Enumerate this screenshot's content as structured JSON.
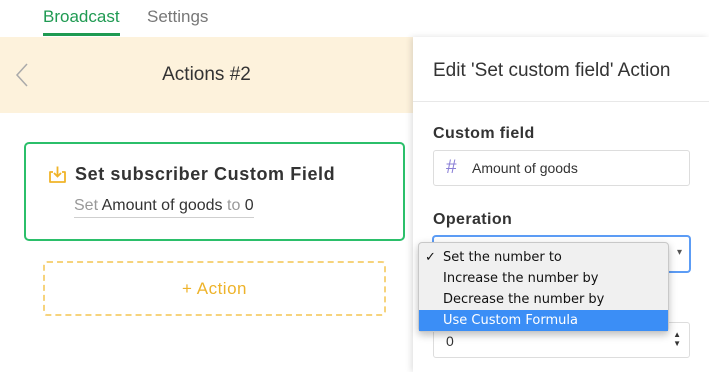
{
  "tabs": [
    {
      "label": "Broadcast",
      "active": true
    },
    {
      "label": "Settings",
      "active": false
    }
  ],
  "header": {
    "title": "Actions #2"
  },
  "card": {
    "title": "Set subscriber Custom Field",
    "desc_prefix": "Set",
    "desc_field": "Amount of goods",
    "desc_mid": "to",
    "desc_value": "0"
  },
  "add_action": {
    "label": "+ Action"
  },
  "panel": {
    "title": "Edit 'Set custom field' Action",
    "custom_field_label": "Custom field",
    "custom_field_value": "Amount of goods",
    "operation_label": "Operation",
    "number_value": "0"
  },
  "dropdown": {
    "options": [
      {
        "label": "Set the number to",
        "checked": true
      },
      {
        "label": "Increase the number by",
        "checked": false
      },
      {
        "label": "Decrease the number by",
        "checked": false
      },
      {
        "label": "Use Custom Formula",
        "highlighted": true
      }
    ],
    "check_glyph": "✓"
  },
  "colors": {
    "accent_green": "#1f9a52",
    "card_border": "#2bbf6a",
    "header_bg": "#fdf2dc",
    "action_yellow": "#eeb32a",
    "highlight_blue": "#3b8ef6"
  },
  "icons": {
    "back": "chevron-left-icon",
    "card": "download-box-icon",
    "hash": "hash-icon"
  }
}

WRITTEN TASK | Every entry above needs to be retyped exactly; drop the pictures.

WRITTEN RESPONSE |
Enumerate this screenshot's content as structured JSON.
{
  "tabs": [
    {
      "label": "Broadcast",
      "active": true
    },
    {
      "label": "Settings",
      "active": false
    }
  ],
  "header": {
    "title": "Actions #2"
  },
  "card": {
    "title": "Set subscriber Custom Field",
    "desc_prefix": "Set",
    "desc_field": "Amount of goods",
    "desc_mid": "to",
    "desc_value": "0"
  },
  "add_action": {
    "label": "+ Action"
  },
  "panel": {
    "title": "Edit 'Set custom field' Action",
    "custom_field_label": "Custom field",
    "custom_field_value": "Amount of goods",
    "operation_label": "Operation",
    "number_value": "0"
  },
  "dropdown": {
    "options": [
      {
        "label": "Set the number to",
        "checked": true
      },
      {
        "label": "Increase the number by",
        "checked": false
      },
      {
        "label": "Decrease the number by",
        "checked": false
      },
      {
        "label": "Use Custom Formula",
        "highlighted": true
      }
    ],
    "check_glyph": "✓"
  },
  "colors": {
    "accent_green": "#1f9a52",
    "card_border": "#2bbf6a",
    "header_bg": "#fdf2dc",
    "action_yellow": "#eeb32a",
    "highlight_blue": "#3b8ef6"
  },
  "icons": {
    "back": "chevron-left-icon",
    "card": "download-box-icon",
    "hash": "hash-icon"
  }
}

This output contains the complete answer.